[start GIVEN DATA]

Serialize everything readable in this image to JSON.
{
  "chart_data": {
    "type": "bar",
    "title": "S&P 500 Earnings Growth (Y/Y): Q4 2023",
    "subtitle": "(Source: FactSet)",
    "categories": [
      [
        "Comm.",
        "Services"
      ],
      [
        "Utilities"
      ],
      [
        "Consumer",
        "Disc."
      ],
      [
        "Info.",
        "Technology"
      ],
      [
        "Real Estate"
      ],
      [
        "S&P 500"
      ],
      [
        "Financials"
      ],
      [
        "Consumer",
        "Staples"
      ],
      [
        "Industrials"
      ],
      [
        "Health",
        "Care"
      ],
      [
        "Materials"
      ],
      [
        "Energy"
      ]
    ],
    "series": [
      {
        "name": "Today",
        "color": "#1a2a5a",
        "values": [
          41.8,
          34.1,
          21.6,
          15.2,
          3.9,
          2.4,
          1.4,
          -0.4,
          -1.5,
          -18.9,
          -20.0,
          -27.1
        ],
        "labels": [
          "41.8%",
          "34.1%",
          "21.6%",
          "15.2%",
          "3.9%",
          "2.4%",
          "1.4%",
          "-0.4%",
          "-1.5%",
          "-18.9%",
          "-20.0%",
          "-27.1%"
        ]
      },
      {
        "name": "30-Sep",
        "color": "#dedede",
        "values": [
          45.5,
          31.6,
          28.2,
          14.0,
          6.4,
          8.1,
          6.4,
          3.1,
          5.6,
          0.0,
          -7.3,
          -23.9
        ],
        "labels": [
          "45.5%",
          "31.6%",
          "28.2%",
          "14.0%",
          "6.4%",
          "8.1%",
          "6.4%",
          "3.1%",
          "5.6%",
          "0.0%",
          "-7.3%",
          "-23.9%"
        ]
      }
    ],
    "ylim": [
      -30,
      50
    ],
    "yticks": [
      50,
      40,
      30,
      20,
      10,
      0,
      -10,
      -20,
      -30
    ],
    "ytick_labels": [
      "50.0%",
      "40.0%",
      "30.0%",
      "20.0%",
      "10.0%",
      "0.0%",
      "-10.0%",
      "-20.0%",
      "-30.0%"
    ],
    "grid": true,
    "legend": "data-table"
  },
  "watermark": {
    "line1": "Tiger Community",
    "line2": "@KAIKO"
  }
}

[end GIVEN DATA]

§ WHAT YOU ARE ASKED TO DO: Repeat every line of the records above exactly.

§ RESPONSE TO THE EXERCISE:
Serialize everything readable in this image to JSON.
{
  "chart_data": {
    "type": "bar",
    "title": "S&P 500 Earnings Growth (Y/Y): Q4 2023",
    "subtitle": "(Source: FactSet)",
    "categories": [
      [
        "Comm.",
        "Services"
      ],
      [
        "Utilities"
      ],
      [
        "Consumer",
        "Disc."
      ],
      [
        "Info.",
        "Technology"
      ],
      [
        "Real Estate"
      ],
      [
        "S&P 500"
      ],
      [
        "Financials"
      ],
      [
        "Consumer",
        "Staples"
      ],
      [
        "Industrials"
      ],
      [
        "Health",
        "Care"
      ],
      [
        "Materials"
      ],
      [
        "Energy"
      ]
    ],
    "series": [
      {
        "name": "Today",
        "color": "#1a2a5a",
        "values": [
          41.8,
          34.1,
          21.6,
          15.2,
          3.9,
          2.4,
          1.4,
          -0.4,
          -1.5,
          -18.9,
          -20.0,
          -27.1
        ],
        "labels": [
          "41.8%",
          "34.1%",
          "21.6%",
          "15.2%",
          "3.9%",
          "2.4%",
          "1.4%",
          "-0.4%",
          "-1.5%",
          "-18.9%",
          "-20.0%",
          "-27.1%"
        ]
      },
      {
        "name": "30-Sep",
        "color": "#dedede",
        "values": [
          45.5,
          31.6,
          28.2,
          14.0,
          6.4,
          8.1,
          6.4,
          3.1,
          5.6,
          0.0,
          -7.3,
          -23.9
        ],
        "labels": [
          "45.5%",
          "31.6%",
          "28.2%",
          "14.0%",
          "6.4%",
          "8.1%",
          "6.4%",
          "3.1%",
          "5.6%",
          "0.0%",
          "-7.3%",
          "-23.9%"
        ]
      }
    ],
    "ylim": [
      -30,
      50
    ],
    "yticks": [
      50,
      40,
      30,
      20,
      10,
      0,
      -10,
      -20,
      -30
    ],
    "ytick_labels": [
      "50.0%",
      "40.0%",
      "30.0%",
      "20.0%",
      "10.0%",
      "0.0%",
      "-10.0%",
      "-20.0%",
      "-30.0%"
    ],
    "grid": true,
    "legend": "data-table"
  },
  "watermark": {
    "line1": "Tiger Community",
    "line2": "@KAIKO"
  }
}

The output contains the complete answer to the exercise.